_SET EXERCISE_:
Using the data below, repeat all of it precisely.

_EXCERPTED DATA_:
:::

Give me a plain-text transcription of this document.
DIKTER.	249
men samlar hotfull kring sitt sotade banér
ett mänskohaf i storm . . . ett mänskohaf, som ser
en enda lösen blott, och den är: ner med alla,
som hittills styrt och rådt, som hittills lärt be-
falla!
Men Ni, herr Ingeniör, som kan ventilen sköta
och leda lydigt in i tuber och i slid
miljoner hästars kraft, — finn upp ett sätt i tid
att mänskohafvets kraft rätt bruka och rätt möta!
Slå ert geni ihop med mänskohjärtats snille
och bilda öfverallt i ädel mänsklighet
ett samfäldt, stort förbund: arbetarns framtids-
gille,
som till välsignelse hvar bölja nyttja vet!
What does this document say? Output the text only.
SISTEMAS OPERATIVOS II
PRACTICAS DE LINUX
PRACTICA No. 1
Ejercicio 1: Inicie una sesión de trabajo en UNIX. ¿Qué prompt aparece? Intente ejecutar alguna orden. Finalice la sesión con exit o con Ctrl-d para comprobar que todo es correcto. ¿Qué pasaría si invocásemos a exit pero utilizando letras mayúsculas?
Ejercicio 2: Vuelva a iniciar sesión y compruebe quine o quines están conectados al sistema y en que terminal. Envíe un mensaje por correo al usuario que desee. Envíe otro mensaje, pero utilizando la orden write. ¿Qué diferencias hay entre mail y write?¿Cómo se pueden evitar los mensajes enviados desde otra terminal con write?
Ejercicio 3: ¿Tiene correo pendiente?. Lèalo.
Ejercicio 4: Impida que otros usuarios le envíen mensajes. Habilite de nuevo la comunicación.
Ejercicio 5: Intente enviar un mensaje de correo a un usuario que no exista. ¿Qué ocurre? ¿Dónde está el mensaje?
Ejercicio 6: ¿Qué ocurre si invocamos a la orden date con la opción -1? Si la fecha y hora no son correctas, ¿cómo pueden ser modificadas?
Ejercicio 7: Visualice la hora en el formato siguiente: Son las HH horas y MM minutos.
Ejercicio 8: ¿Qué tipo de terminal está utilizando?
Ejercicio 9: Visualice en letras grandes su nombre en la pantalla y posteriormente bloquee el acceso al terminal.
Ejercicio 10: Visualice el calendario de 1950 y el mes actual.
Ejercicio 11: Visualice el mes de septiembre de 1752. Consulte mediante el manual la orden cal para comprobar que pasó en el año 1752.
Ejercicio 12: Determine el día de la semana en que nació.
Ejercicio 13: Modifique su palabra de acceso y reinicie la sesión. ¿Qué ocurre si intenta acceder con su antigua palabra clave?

:::

_THE COMPLETED TASK_:
Give me a plain-text transcription of this document.
DIKTER.	249
men samlar hotfull kring sitt sotade banér
ett mänskohaf i storm . . . ett mänskohaf, som ser
en enda lösen blott, och den är: ner med alla,
som hittills styrt och rådt, som hittills lärt be-
falla!
Men Ni, herr Ingeniör, som kan ventilen sköta
och leda lydigt in i tuber och i slid
miljoner hästars kraft, — finn upp ett sätt i tid
att mänskohafvets kraft rätt bruka och rätt möta!
Slå ert geni ihop med mänskohjärtats snille
och bilda öfverallt i ädel mänsklighet
ett samfäldt, stort förbund: arbetarns framtids-
gille,
som till välsignelse hvar bölja nyttja vet!
What does this document say? Output the text only.
SISTEMAS OPERATIVOS II
PRACTICAS DE LINUX
PRACTICA No. 1
Ejercicio 1: Inicie una sesión de trabajo en UNIX. ¿Qué prompt aparece? Intente ejecutar alguna orden. Finalice la sesión con exit o con Ctrl-d para comprobar que todo es correcto. ¿Qué pasaría si invocásemos a exit pero utilizando letras mayúsculas?
Ejercicio 2: Vuelva a iniciar sesión y compruebe quine o quines están conectados al sistema y en que terminal. Envíe un mensaje por correo al usuario que desee. Envíe otro mensaje, pero utilizando la orden write. ¿Qué diferencias hay entre mail y write?¿Cómo se pueden evitar los mensajes enviados desde otra terminal con write?
Ejercicio 3: ¿Tiene correo pendiente?. Lèalo.
Ejercicio 4: Impida que otros usuarios le envíen mensajes. Habilite de nuevo la comunicación.
Ejercicio 5: Intente enviar un mensaje de correo a un usuario que no exista. ¿Qué ocurre? ¿Dónde está el mensaje?
Ejercicio 6: ¿Qué ocurre si invocamos a la orden date con la opción -1? Si la fecha y hora no son correctas, ¿cómo pueden ser modificadas?
Ejercicio 7: Visualice la hora en el formato siguiente: Son las HH horas y MM minutos.
Ejercicio 8: ¿Qué tipo de terminal está utilizando?
Ejercicio 9: Visualice en letras grandes su nombre en la pantalla y posteriormente bloquee el acceso al terminal.
Ejercicio 10: Visualice el calendario de 1950 y el mes actual.
Ejercicio 11: Visualice el mes de septiembre de 1752. Consulte mediante el manual la orden cal para comprobar que pasó en el año 1752.
Ejercicio 12: Determine el día de la semana en que nació.
Ejercicio 13: Modifique su palabra de acceso y reinicie la sesión. ¿Qué ocurre si intenta acceder con su antigua palabra clave?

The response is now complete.